» Task description
Can you find the lines of the listing that include "color" and copy every one?
***** Records for this task *****
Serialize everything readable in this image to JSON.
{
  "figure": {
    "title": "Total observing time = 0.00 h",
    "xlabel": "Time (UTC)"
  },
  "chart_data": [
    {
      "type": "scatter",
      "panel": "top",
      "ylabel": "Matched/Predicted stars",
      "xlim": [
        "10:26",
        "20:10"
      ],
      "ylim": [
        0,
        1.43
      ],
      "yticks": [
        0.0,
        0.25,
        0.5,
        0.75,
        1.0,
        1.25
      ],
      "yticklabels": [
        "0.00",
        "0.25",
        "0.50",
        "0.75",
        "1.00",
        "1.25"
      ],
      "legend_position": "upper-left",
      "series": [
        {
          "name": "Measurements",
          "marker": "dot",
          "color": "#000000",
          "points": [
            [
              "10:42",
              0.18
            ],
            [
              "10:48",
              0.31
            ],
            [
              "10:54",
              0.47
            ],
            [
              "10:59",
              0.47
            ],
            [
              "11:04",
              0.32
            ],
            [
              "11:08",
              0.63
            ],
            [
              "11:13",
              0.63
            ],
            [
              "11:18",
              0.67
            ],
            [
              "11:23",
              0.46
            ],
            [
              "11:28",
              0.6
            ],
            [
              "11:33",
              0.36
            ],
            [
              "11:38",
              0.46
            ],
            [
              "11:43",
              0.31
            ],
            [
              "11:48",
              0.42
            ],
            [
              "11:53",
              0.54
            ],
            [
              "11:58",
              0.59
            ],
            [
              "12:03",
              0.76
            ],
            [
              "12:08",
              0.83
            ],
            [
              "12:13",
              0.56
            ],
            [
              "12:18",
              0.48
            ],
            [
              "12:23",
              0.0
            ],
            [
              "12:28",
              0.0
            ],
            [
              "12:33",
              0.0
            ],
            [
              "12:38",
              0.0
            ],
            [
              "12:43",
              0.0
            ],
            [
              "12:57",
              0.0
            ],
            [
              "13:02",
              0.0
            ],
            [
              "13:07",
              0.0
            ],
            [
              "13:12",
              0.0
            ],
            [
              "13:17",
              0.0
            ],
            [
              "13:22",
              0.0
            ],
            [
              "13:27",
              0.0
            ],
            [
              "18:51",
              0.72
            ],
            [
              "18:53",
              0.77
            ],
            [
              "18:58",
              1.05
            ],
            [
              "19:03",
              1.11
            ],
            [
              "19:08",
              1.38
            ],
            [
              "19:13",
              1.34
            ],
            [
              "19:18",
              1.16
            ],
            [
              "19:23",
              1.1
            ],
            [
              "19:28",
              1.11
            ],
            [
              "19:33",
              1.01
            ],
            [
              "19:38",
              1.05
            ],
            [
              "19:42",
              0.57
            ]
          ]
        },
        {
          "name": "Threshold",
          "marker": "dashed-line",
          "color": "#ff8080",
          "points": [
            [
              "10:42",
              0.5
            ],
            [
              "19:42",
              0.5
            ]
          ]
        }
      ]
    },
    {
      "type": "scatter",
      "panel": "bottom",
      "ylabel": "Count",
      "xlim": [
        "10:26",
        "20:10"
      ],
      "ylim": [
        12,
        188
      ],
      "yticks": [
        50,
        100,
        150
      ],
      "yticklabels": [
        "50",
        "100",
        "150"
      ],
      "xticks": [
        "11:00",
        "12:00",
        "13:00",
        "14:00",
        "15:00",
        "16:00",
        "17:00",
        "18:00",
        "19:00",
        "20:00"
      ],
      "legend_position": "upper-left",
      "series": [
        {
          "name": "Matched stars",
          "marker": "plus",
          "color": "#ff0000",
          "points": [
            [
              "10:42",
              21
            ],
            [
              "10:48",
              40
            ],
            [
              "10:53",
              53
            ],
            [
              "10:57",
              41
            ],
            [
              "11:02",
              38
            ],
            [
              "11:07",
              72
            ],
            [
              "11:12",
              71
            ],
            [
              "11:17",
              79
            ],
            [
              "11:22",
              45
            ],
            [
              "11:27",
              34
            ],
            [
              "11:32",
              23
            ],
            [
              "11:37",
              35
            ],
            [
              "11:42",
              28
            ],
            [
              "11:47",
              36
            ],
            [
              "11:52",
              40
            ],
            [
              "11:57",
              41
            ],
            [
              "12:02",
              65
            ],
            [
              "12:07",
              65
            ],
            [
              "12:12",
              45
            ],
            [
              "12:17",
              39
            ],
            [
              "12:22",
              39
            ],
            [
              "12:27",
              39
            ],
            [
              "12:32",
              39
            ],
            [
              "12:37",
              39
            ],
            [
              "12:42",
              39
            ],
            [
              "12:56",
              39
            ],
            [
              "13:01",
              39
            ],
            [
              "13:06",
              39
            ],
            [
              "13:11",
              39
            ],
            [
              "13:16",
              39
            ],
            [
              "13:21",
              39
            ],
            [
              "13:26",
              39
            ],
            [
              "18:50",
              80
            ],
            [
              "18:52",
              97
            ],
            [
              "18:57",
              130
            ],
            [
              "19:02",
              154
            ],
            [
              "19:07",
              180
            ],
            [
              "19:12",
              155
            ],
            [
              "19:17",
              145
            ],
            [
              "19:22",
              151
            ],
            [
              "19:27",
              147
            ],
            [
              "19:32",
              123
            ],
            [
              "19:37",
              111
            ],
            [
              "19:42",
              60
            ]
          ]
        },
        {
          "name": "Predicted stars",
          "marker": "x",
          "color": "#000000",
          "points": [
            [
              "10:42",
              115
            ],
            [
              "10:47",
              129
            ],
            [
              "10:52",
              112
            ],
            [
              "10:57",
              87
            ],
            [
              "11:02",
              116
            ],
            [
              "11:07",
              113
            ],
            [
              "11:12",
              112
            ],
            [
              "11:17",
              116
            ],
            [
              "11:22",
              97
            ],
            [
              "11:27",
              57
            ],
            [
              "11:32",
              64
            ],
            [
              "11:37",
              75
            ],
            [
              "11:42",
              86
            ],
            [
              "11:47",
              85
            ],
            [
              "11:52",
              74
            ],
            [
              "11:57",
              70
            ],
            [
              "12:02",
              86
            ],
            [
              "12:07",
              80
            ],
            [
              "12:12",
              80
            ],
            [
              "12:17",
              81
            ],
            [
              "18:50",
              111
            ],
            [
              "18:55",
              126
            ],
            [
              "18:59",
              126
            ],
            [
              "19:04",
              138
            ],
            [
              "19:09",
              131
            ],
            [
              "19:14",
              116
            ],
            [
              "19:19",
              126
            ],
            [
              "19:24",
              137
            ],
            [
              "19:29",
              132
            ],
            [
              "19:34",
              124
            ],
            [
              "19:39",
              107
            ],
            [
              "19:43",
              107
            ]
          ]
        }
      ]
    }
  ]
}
*****
» Task answer
          "color": "#000000",
          "color": "#ff8080",
          "color": "#ff0000",
          "color": "#000000",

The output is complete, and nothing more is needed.